TEXT PASSAGE:
[Start of section]
Flutter currently supports running on iOS 8 and above. This includes devices on which Metal itself is not available. Specifically, Metal is only available on iOS devices with Apple A7 or later. This would exclude devices like the iPhone 5C that can be updated to iOS 10 but only have an Apple A6 SOC. A policy that mandates the use of Metal everywhere would mean we would have to leave some devices behind. That is not something we are prepared to consider now.

That still leaves a small number of devices that support iOS versions between 8 and 10 that have an Apple A7 SOC (or later) but have not updated to the latest iOS versions. Flutter could technically use Metal on these devices as well but currently doesn’t. This is because versions of the Metal API on earlier versions of iOS weren’t expressive enough for the features needed by Flutter (specifically the Skia rendering library used by Flutter). This requires authoring workarounds or fallbacks for cases like dual-source blending. To reduce the implementation and testing burden it was decided to pick iOS 10 as the baseline instead. This decision can be revised if necessary.
[End of section]
DATA SECTION:
[Start of section]
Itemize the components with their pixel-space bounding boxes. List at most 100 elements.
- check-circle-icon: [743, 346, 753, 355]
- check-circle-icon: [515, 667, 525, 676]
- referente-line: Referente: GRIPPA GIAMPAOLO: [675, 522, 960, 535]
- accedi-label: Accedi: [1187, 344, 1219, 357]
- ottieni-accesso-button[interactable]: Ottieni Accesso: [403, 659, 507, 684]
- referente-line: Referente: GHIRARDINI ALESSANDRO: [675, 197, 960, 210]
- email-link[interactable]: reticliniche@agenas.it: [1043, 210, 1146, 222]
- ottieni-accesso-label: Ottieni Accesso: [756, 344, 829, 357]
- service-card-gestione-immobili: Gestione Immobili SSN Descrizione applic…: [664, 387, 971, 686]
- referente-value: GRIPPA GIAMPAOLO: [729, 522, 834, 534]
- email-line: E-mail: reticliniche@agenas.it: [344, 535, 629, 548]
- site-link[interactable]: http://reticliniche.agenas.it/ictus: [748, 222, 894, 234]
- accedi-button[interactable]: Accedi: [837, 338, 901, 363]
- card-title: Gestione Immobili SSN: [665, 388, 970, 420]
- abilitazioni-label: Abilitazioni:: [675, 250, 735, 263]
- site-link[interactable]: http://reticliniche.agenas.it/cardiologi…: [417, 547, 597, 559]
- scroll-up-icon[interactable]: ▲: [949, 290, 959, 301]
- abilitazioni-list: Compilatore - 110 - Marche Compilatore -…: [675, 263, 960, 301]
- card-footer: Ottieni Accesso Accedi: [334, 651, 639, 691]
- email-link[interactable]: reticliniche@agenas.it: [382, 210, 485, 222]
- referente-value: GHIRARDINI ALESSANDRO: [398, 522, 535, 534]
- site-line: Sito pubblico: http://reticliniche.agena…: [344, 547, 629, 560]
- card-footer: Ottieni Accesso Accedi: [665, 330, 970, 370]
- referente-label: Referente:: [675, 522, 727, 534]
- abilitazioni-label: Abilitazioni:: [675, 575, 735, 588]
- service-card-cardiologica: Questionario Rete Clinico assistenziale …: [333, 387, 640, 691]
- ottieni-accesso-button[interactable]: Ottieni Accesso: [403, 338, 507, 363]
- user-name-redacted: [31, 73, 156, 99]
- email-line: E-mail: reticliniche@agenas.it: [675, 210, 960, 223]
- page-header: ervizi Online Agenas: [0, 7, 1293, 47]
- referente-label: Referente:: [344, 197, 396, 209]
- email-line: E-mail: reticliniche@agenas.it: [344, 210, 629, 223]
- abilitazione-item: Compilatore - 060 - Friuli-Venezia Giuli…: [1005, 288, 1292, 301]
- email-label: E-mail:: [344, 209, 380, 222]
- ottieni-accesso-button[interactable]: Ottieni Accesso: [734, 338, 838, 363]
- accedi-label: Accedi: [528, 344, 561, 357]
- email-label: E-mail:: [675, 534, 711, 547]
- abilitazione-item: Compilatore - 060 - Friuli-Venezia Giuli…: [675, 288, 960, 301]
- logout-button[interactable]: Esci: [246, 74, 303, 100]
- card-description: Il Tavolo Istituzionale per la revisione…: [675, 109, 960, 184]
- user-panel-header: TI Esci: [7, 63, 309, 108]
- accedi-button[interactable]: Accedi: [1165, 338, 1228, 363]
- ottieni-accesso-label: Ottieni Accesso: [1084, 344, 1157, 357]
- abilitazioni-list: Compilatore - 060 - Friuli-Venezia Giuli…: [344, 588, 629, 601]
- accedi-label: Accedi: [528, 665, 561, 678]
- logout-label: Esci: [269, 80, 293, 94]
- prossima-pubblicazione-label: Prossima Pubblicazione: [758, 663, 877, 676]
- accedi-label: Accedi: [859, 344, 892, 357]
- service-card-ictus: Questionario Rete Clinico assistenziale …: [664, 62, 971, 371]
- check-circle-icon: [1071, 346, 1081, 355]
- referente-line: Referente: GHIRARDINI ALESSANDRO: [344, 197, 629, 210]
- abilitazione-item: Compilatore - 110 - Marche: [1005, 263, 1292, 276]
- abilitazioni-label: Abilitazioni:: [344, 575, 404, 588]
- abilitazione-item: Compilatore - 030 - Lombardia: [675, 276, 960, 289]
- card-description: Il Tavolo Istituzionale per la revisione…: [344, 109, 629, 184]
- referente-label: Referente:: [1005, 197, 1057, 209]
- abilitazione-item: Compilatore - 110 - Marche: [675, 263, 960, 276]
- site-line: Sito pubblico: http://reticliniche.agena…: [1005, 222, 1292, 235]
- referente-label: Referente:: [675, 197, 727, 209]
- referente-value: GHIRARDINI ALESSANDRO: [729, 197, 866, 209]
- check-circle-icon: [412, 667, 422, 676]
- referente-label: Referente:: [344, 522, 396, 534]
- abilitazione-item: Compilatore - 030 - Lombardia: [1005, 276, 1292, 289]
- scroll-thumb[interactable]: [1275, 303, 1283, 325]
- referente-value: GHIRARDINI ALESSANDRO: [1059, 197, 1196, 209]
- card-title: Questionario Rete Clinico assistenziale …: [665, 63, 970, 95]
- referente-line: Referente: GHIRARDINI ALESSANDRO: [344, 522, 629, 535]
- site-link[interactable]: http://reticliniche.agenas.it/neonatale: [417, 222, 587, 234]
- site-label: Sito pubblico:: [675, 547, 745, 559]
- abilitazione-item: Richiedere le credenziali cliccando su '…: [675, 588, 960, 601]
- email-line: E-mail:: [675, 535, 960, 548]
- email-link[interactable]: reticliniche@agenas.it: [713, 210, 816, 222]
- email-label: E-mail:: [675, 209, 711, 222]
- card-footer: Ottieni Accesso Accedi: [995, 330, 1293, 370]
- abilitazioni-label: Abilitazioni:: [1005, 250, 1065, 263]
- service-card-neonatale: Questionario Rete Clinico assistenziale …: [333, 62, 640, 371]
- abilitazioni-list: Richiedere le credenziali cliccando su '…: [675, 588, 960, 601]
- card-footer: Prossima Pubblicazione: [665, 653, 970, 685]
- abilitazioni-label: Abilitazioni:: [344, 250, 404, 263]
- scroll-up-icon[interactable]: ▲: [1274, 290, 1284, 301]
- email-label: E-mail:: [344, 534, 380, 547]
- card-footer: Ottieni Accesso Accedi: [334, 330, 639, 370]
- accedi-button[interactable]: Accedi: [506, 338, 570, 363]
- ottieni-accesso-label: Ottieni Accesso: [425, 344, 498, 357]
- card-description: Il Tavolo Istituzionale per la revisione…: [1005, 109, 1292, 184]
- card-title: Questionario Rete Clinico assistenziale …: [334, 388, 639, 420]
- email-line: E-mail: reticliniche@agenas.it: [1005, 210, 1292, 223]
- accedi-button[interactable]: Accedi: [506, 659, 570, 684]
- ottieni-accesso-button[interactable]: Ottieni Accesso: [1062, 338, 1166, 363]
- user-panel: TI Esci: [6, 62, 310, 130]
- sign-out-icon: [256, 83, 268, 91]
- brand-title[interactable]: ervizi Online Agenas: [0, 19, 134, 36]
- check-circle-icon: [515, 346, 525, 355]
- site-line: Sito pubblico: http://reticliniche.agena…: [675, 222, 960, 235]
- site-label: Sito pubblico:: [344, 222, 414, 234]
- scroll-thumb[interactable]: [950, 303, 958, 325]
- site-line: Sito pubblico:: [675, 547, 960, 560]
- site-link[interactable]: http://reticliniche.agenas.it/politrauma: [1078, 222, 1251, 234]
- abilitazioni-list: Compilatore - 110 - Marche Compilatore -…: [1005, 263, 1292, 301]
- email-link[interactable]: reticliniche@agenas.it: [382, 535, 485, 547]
[End of section]
WHAT TO DO:
1) In the Flutter passage, what is the earliest Apple chip on which Metal is available on iOS devices?
2) Return the text of the Flutter passage from "Flutter currently supports" up to and including "to consider now.".

EXPECTED OUTPUTS:
1) Apple A7

2)
Flutter currently supports running on iOS 8 and above. This includes devices on which Metal itself is not available. Specifically, Metal is only available on iOS devices with Apple A7 or later. This would exclude devices like the iPhone 5C that can be updated to iOS 10 but only have an Apple A6 SOC. A policy that mandates the use of Metal everywhere would mean we would have to leave some devices behind. That is not something we are prepared to consider now.